Aplicação da leitura —
A - Segundo o excerto sobre as medidas tutelares educativas, que isenção defende o PS para os jovens à guarda do Estado que precisam de cuidados de saúde?
B - No excerto sobre as medidas tutelares educativas, transcreva o trecho que vai de "Os socialistas propõem" até "de cada natureza.", inclusive, e substitua "cúmulo jurídico" por "regime unitário".
C - Prossiga a redação do excerto sobre as medidas tutelares educativas a partir do ponto em que este termina.

Os socialistas propõem também “a adopção do instituto do ‘cúmulo jurídico’ na aplicação de medidas tutelares educativas, em substituição do regime de acumulação”. A deputada socialista Isabel Oneto explicou que se pretende “aplicar ao jovem uma só medida que lhe permite um projecto tutelar educativo uniforme, coerente com a gravidade dos crimes praticados”.
Também Paula Cardoso sublinhou que o PSD defende “a existência de um cúmulo jurídico” e “não a mera soma das medidas tutelares aplicáveis que era o que acontecia”. O CDS propõe igualmente o “cúmulo das medidas aplicadas em vários processos, em caso de cumprimento sucessivo”. Isto significa que se um jovem tiver vários processos a decorrer em paralelo, será aplicada uma única medida de cada natureza.
Isenção de taxa
Isabel Oneto acrescentou que o PS defende também “a isenção de taxa moderadora aos jovens que, encontrando-se à guarda do Estado, precisam de cuidados de saúde”: “Não é legítimo que estes jovens, retirados do seu ambiente, por necessidades de educação para o direito, não possam ter, ou tenham de ter a seu custo ou cargo, daquilo que é o seu abono de família, pagar do seu bolso a taxa moderadora de saúde”, afirmou.

Dados para análise —
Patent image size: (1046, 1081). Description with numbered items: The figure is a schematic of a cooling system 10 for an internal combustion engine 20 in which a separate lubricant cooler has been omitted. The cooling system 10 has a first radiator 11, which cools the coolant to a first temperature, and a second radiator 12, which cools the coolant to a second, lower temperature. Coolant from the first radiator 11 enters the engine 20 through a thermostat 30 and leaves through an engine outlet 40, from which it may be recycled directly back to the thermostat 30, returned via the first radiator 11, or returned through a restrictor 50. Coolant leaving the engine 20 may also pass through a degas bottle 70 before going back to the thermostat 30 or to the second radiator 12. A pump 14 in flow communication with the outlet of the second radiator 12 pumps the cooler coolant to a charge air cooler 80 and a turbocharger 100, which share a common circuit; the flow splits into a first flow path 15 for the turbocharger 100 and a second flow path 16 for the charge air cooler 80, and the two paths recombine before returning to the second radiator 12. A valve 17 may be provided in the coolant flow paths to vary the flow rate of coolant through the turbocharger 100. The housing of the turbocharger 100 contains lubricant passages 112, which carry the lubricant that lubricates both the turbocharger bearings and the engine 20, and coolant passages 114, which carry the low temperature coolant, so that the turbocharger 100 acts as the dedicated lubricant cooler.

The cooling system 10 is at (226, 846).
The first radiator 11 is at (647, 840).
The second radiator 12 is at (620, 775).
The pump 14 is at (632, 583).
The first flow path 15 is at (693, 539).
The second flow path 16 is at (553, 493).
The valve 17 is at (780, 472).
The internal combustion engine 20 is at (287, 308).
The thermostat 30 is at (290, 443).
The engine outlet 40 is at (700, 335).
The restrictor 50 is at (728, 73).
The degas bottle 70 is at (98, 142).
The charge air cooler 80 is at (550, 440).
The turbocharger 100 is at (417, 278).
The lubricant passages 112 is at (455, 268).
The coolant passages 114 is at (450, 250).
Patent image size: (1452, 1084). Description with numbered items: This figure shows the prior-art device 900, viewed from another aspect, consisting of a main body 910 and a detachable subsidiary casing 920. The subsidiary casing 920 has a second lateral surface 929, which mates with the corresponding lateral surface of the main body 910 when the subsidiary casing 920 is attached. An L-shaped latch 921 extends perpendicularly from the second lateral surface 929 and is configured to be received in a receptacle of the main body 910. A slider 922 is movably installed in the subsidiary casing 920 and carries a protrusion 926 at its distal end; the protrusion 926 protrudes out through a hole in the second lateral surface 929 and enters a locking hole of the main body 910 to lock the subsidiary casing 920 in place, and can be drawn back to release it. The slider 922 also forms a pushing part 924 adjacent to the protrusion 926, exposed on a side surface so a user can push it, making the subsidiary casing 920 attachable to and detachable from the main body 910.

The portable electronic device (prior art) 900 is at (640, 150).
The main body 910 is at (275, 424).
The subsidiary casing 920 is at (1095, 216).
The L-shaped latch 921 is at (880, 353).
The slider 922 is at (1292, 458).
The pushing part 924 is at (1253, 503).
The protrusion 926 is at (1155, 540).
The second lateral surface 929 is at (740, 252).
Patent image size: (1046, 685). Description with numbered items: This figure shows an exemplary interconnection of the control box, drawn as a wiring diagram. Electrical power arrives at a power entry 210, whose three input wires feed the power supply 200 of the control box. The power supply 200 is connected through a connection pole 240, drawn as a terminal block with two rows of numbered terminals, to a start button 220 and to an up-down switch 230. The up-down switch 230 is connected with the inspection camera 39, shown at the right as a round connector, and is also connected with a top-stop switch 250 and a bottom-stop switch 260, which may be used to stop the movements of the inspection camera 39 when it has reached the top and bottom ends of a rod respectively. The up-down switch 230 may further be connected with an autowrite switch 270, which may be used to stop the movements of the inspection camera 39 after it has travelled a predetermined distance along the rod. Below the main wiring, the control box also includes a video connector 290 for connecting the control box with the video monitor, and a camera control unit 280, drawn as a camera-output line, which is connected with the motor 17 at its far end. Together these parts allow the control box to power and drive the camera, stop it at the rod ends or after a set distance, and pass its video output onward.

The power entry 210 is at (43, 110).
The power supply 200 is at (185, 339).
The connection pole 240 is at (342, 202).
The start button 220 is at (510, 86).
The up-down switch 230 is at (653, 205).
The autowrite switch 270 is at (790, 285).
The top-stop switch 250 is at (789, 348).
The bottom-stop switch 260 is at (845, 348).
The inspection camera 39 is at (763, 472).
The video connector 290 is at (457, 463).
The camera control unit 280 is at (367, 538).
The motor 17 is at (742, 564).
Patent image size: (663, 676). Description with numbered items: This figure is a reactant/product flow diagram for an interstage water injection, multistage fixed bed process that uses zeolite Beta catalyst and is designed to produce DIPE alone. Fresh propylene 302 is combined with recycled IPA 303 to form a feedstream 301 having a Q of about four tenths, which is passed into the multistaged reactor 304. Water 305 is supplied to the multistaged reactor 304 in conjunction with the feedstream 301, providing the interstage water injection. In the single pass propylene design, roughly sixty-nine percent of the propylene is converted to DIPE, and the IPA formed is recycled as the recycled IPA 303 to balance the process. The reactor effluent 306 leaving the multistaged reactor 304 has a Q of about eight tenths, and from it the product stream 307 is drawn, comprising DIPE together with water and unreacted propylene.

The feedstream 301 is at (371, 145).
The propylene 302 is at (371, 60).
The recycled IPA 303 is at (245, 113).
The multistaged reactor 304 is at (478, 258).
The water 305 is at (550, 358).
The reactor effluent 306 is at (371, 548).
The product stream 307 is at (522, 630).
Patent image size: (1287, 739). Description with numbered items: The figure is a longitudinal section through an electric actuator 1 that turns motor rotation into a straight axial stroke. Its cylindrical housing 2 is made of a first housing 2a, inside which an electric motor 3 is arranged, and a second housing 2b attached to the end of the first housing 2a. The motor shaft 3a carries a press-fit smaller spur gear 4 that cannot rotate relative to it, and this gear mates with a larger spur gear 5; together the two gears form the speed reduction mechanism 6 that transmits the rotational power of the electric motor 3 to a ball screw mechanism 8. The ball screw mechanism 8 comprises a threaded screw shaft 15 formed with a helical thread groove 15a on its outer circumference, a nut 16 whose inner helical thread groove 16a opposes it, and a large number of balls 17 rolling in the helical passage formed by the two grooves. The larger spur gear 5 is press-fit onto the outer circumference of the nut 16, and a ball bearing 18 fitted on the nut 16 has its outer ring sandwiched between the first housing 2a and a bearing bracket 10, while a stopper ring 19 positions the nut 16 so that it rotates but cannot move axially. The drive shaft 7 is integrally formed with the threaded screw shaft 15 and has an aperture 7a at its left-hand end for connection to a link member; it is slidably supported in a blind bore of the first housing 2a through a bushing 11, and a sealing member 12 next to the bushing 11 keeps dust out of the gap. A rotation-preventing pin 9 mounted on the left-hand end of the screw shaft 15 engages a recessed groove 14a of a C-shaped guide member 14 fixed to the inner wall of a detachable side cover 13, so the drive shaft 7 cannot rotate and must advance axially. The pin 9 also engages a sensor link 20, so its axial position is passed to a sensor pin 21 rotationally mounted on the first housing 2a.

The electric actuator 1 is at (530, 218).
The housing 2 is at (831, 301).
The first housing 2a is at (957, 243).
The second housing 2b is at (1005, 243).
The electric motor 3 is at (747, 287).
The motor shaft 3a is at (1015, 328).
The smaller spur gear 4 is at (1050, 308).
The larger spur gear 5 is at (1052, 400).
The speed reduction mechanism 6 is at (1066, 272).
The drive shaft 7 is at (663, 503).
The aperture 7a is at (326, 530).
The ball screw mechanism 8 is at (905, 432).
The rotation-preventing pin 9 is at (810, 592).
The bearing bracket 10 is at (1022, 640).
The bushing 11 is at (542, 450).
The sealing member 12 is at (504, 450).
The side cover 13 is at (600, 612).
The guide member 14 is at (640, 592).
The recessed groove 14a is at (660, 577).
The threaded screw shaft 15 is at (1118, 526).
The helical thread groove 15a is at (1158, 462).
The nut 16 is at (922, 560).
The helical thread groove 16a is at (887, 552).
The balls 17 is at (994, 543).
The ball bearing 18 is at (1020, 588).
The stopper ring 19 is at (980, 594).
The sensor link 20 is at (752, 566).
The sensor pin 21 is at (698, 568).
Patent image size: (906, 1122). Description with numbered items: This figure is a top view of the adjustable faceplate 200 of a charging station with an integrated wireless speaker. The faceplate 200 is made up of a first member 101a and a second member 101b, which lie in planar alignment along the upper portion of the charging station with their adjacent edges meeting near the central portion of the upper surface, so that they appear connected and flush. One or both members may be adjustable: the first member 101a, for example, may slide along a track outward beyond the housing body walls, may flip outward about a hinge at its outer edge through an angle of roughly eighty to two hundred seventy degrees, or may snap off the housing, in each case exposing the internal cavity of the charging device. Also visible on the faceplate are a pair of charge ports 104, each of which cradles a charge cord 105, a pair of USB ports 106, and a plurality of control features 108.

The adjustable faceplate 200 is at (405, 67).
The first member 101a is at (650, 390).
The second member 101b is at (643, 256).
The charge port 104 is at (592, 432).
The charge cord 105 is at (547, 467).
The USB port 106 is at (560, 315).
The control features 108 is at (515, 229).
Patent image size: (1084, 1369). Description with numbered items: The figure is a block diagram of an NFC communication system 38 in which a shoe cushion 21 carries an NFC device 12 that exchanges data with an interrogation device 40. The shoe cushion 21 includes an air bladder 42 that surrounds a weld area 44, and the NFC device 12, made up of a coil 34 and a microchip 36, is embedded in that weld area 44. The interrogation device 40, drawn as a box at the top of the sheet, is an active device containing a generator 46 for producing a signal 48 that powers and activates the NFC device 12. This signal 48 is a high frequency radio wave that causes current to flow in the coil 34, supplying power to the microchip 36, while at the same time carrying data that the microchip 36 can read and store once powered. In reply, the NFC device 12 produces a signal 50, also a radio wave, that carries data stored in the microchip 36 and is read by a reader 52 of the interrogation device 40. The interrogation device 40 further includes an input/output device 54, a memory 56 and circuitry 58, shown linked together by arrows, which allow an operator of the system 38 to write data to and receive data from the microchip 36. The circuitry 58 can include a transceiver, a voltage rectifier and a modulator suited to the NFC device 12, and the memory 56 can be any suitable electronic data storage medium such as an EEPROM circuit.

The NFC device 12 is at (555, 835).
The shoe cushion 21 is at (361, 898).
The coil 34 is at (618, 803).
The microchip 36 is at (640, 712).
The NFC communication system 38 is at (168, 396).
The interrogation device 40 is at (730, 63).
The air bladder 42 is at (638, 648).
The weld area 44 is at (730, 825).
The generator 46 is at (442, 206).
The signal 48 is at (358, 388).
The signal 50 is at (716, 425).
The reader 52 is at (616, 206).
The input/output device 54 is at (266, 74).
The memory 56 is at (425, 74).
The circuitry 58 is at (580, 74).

Respostas do exercício —
A - A isenção de taxa moderadora.

B -
Os socialistas propõem também “a adopção do instituto do ‘regime unitário’ na aplicação de medidas tutelares educativas, em substituição do regime de acumulação”. A deputada socialista Isabel Oneto explicou que se pretende “aplicar ao jovem uma só medida que lhe permite um projecto tutelar educativo uniforme, coerente com a gravidade dos crimes praticados”.
Também Paula Cardoso sublinhou que o PSD defende “a existência de um regime unitário” e “não a mera soma das medidas tutelares aplicáveis que era o que acontecia”. O CDS propõe igualmente o “cúmulo das medidas aplicadas em vários processos, em caso de cumprimento sucessivo”. Isto significa que se um jovem tiver vários processos a decorrer em paralelo, será aplicada uma única medida de cada natureza.

C -
Quanto à integração do jovem, o PSD defende a criação de unidades residenciais de transição destinadas a jovens saídos de centros educativos. O PS propõe a criação de “uma supervisão intensiva na fase de regresso do jovem à família e à comunidade, sob a supervisão dos serviços de reinserção”. Precisa-se, entre outros aspectos, que “a supervisão intensiva é executada em meio natural de vida ou, em alternativa, em casa de autonomia sob orientação dos serviços de reinserção social”.
O CDS também propõe a criação de uma medida de apoio ao regresso do menor ao meio natural de vida, após o internamento, e quer ainda eliminar a necessidade de autorização do jovem maior de 14 anos para a submissão a uma medida de tratamento. Teresa Anjinho justifica que, em causa, pode estar a necessidade de o jovem tratar problemas mentais ou até dependência do álcool ou estupefacientes.
Polémica
Mais polémica é a “dispensa de denúncia por parte do ofendido” proposta pelo PSD. Cecília Honório, do BE, avisou logo que considera a “dispensa da queixa do ofendido em crimes semipúblicos e particulares” algo “absolutamente desnecessário”.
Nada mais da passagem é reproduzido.